# Stated goal
Please give the listing again, word for word, with nothing left out.

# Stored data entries

◇ ◇ ◇ ◇

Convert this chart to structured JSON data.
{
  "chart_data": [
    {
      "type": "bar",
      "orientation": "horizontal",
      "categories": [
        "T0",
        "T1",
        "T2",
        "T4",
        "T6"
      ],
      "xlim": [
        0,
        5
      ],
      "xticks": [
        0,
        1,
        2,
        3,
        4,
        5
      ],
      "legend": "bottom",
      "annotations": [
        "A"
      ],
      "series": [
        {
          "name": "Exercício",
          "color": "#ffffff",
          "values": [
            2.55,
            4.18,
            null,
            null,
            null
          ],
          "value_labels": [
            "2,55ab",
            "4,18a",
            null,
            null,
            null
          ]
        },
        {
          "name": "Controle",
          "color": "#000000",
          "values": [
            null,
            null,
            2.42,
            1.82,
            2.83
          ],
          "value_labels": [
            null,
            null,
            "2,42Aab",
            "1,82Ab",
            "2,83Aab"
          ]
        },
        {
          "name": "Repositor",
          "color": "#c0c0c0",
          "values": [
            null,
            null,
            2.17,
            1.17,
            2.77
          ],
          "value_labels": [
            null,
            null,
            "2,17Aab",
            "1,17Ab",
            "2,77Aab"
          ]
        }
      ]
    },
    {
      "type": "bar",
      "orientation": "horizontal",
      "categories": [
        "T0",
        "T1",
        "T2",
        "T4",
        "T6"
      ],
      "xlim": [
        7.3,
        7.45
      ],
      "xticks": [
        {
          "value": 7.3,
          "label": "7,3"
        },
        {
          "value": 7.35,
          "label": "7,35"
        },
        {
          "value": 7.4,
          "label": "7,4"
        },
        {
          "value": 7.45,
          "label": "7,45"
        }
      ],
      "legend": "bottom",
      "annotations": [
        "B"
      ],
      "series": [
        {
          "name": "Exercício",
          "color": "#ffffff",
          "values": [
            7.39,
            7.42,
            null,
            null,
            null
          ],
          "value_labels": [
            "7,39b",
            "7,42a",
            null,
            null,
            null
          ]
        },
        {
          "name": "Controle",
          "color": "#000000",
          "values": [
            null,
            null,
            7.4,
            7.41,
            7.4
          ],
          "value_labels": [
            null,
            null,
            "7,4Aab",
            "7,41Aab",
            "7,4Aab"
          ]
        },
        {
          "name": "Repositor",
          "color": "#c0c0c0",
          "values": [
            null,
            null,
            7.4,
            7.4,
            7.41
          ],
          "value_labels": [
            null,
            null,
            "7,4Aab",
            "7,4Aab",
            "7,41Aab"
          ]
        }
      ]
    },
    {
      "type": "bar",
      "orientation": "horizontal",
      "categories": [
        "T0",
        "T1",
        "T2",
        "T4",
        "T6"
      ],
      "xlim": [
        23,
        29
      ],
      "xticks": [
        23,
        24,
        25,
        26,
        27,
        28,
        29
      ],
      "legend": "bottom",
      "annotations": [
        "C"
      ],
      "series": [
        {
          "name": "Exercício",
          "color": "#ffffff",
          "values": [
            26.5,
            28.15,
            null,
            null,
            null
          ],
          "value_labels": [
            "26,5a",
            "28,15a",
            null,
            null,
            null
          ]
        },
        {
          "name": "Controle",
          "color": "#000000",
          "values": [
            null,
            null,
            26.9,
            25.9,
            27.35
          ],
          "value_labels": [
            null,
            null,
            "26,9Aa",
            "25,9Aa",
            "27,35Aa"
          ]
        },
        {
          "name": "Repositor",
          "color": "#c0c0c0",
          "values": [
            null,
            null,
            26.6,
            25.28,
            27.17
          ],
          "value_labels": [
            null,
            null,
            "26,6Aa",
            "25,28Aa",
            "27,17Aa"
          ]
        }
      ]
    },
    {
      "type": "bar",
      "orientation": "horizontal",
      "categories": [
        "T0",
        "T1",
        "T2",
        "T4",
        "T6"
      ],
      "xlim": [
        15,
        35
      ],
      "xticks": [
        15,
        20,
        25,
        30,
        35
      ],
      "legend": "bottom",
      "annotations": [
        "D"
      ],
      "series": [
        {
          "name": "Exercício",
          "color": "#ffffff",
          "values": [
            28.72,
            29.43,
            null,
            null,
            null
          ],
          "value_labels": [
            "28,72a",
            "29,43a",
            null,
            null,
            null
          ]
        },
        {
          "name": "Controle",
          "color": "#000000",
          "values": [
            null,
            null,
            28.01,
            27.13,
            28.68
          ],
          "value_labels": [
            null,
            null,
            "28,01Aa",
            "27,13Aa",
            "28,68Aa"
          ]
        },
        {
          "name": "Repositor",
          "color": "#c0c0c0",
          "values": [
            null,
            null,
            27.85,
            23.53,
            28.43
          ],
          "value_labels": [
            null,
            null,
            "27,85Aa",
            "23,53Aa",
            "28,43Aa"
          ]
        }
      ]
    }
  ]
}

◇ ◇ ◇ ◇

# Solution to this problem
Convert this chart to structured JSON data.
{
  "chart_data": [
    {
      "type": "bar",
      "orientation": "horizontal",
      "categories": [
        "T0",
        "T1",
        "T2",
        "T4",
        "T6"
      ],
      "xlim": [
        0,
        5
      ],
      "xticks": [
        0,
        1,
        2,
        3,
        4,
        5
      ],
      "legend": "bottom",
      "annotations": [
        "A"
      ],
      "series": [
        {
          "name": "Exercício",
          "color": "#ffffff",
          "values": [
            2.55,
            4.18,
            null,
            null,
            null
          ],
          "value_labels": [
            "2,55ab",
            "4,18a",
            null,
            null,
            null
          ]
        },
        {
          "name": "Controle",
          "color": "#000000",
          "values": [
            null,
            null,
            2.42,
            1.82,
            2.83
          ],
          "value_labels": [
            null,
            null,
            "2,42Aab",
            "1,82Ab",
            "2,83Aab"
          ]
        },
        {
          "name": "Repositor",
          "color": "#c0c0c0",
          "values": [
            null,
            null,
            2.17,
            1.17,
            2.77
          ],
          "value_labels": [
            null,
            null,
            "2,17Aab",
            "1,17Ab",
            "2,77Aab"
          ]
        }
      ]
    },
    {
      "type": "bar",
      "orientation": "horizontal",
      "categories": [
        "T0",
        "T1",
        "T2",
        "T4",
        "T6"
      ],
      "xlim": [
        7.3,
        7.45
      ],
      "xticks": [
        {
          "value": 7.3,
          "label": "7,3"
        },
        {
          "value": 7.35,
          "label": "7,35"
        },
        {
          "value": 7.4,
          "label": "7,4"
        },
        {
          "value": 7.45,
          "label": "7,45"
        }
      ],
      "legend": "bottom",
      "annotations": [
        "B"
      ],
      "series": [
        {
          "name": "Exercício",
          "color": "#ffffff",
          "values": [
            7.39,
            7.42,
            null,
            null,
            null
          ],
          "value_labels": [
            "7,39b",
            "7,42a",
            null,
            null,
            null
          ]
        },
        {
          "name": "Controle",
          "color": "#000000",
          "values": [
            null,
            null,
            7.4,
            7.41,
            7.4
          ],
          "value_labels": [
            null,
            null,
            "7,4Aab",
            "7,41Aab",
            "7,4Aab"
          ]
        },
        {
          "name": "Repositor",
          "color": "#c0c0c0",
          "values": [
            null,
            null,
            7.4,
            7.4,
            7.41
          ],
          "value_labels": [
            null,
            null,
            "7,4Aab",
            "7,4Aab",
            "7,41Aab"
          ]
        }
      ]
    },
    {
      "type": "bar",
      "orientation": "horizontal",
      "categories": [
        "T0",
        "T1",
        "T2",
        "T4",
        "T6"
      ],
      "xlim": [
        23,
        29
      ],
      "xticks": [
        23,
        24,
        25,
        26,
        27,
        28,
        29
      ],
      "legend": "bottom",
      "annotations": [
        "C"
      ],
      "series": [
        {
          "name": "Exercício",
          "color": "#ffffff",
          "values": [
            26.5,
            28.15,
            null,
            null,
            null
          ],
          "value_labels": [
            "26,5a",
            "28,15a",
            null,
            null,
            null
          ]
        },
        {
          "name": "Controle",
          "color": "#000000",
          "values": [
            null,
            null,
            26.9,
            25.9,
            27.35
          ],
          "value_labels": [
            null,
            null,
            "26,9Aa",
            "25,9Aa",
            "27,35Aa"
          ]
        },
        {
          "name": "Repositor",
          "color": "#c0c0c0",
          "values": [
            null,
            null,
            26.6,
            25.28,
            27.17
          ],
          "value_labels": [
            null,
            null,
            "26,6Aa",
            "25,28Aa",
            "27,17Aa"
          ]
        }
      ]
    },
    {
      "type": "bar",
      "orientation": "horizontal",
      "categories": [
        "T0",
        "T1",
        "T2",
        "T4",
        "T6"
      ],
      "xlim": [
        15,
        35
      ],
      "xticks": [
        15,
        20,
        25,
        30,
        35
      ],
      "legend": "bottom",
      "annotations": [
        "D"
      ],
      "series": [
        {
          "name": "Exercício",
          "color": "#ffffff",
          "values": [
            28.72,
            29.43,
            null,
            null,
            null
          ],
          "value_labels": [
            "28,72a",
            "29,43a",
            null,
            null,
            null
          ]
        },
        {
          "name": "Controle",
          "color": "#000000",
          "values": [
            null,
            null,
            28.01,
            27.13,
            28.68
          ],
          "value_labels": [
            null,
            null,
            "28,01Aa",
            "27,13Aa",
            "28,68Aa"
          ]
        },
        {
          "name": "Repositor",
          "color": "#c0c0c0",
          "values": [
            null,
            null,
            27.85,
            23.53,
            28.43
          ],
          "value_labels": [
            null,
            null,
            "27,85Aa",
            "23,53Aa",
            "28,43Aa"
          ]
        }
      ]
    }
  ]
}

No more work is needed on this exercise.